**PROVIDED INFORMATION:**
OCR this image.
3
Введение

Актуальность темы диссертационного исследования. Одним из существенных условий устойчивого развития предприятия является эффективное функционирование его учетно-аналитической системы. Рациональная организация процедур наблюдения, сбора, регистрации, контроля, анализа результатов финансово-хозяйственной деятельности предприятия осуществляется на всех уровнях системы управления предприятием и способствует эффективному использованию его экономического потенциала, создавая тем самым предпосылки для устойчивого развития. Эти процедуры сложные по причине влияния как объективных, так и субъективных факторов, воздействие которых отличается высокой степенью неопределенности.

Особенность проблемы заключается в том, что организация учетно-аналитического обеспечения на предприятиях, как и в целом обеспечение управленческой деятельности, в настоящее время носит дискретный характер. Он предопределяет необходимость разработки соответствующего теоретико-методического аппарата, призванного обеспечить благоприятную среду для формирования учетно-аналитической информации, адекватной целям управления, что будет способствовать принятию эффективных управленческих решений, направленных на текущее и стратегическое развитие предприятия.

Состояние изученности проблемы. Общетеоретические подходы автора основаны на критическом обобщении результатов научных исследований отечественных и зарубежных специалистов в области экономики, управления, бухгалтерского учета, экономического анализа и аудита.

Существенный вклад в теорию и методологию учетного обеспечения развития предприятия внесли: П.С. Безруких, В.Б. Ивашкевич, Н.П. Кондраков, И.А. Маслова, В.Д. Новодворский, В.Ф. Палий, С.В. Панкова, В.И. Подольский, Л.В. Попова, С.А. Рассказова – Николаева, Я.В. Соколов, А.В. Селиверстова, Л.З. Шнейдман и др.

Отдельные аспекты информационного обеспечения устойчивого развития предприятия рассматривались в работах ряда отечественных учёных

--

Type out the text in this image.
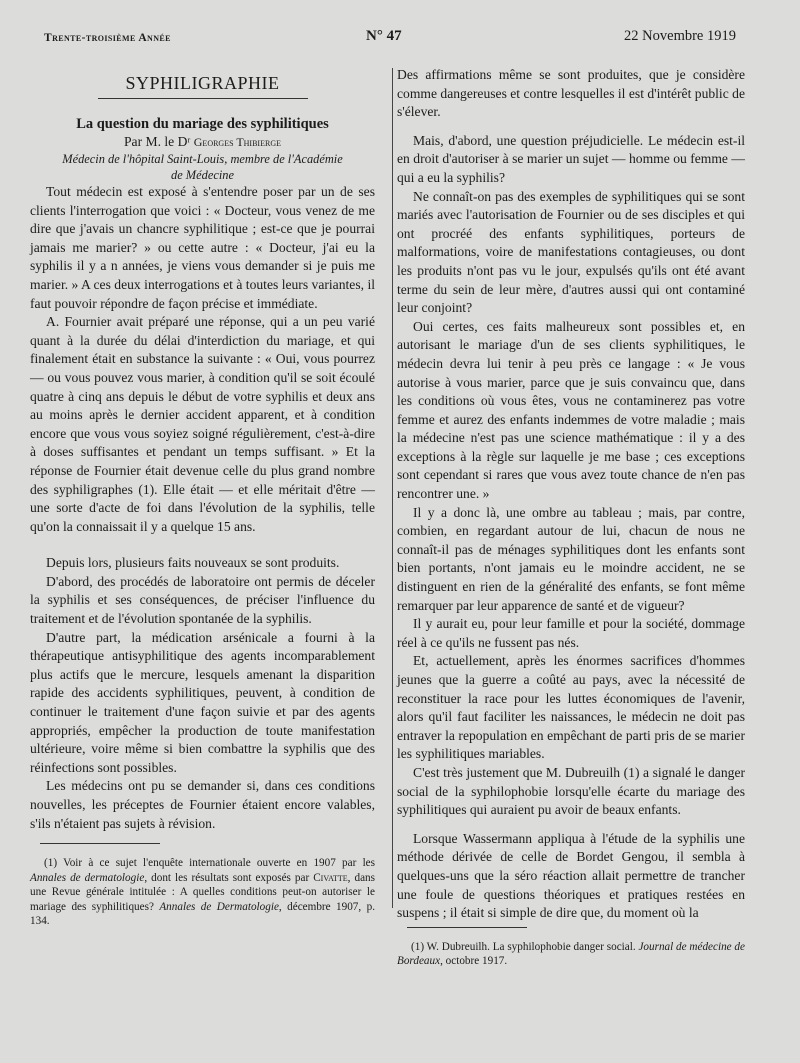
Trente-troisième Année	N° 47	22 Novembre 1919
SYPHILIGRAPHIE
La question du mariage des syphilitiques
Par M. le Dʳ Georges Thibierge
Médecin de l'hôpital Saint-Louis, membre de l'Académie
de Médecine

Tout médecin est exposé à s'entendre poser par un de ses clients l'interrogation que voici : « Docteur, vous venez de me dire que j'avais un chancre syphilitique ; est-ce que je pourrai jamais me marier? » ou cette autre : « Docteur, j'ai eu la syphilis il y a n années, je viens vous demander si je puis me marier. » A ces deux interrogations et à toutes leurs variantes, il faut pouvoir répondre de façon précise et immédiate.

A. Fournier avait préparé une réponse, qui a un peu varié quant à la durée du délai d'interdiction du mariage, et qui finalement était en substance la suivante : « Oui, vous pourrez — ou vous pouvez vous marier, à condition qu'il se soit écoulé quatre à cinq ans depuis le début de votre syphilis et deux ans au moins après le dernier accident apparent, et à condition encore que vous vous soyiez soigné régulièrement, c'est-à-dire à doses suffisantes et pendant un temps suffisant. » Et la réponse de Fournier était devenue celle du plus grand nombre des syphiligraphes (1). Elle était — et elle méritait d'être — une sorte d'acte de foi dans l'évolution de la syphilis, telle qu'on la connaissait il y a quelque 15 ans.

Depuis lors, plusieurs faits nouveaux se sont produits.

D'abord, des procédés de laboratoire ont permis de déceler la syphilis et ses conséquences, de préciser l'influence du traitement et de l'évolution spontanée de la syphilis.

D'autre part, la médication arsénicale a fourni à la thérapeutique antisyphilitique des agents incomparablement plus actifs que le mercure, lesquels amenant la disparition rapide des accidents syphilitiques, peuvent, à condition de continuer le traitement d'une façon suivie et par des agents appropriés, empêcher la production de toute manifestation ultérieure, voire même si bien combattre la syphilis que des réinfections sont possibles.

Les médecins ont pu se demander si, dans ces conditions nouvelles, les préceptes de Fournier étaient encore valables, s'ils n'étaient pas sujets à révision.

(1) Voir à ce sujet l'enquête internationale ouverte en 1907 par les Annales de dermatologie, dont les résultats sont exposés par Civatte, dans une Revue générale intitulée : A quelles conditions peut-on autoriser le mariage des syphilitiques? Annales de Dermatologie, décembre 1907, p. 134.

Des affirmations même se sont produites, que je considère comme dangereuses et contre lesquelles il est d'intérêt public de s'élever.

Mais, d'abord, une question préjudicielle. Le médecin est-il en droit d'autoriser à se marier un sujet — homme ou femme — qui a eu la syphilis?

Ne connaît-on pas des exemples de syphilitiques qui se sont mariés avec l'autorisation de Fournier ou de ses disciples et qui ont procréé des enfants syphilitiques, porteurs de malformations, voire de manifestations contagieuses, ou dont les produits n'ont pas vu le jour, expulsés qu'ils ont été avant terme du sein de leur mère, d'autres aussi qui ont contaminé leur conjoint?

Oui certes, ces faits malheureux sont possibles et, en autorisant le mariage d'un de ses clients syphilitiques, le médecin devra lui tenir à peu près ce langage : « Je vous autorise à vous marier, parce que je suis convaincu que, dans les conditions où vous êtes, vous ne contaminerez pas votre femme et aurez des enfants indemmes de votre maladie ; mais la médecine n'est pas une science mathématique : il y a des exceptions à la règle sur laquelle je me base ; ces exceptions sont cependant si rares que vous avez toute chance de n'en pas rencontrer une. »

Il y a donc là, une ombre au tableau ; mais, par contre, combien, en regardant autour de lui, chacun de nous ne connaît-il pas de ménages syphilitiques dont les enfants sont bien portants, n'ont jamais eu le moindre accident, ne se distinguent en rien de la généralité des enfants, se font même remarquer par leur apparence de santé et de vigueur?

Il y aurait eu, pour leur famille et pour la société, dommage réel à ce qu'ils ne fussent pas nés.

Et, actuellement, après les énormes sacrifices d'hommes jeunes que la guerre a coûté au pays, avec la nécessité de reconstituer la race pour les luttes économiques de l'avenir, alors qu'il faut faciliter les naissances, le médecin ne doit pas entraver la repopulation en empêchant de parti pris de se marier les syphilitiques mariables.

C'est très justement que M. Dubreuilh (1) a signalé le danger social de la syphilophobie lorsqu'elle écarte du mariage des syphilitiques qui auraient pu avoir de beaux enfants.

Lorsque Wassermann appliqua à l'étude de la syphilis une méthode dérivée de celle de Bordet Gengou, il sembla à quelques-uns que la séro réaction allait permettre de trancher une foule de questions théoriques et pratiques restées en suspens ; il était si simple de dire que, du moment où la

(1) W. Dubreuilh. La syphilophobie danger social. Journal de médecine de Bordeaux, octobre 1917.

**WRITTEN TASK:** Return from the data every line that holds "faits".

**RESULT OF THIS TASK:**
Depuis lors, plusieurs faits nouveaux se sont produits.
Oui certes, ces faits malheureux sont possibles et, en autorisant le mariage d'un de ses clients syphilitiques, le médecin devra lui tenir à peu près ce langage : « Je vous autorise à vous marier, parce que je suis convaincu que, dans les conditions où vous êtes, vous ne contaminerez pas votre femme et aurez des enfants indemmes de votre maladie ; mais la médecine n'est pas une science mathématique : il y a des exceptions à la règle sur laquelle je me base ; ces exceptions sont cependant si rares que vous avez toute chance de n'en pas rencontrer une. »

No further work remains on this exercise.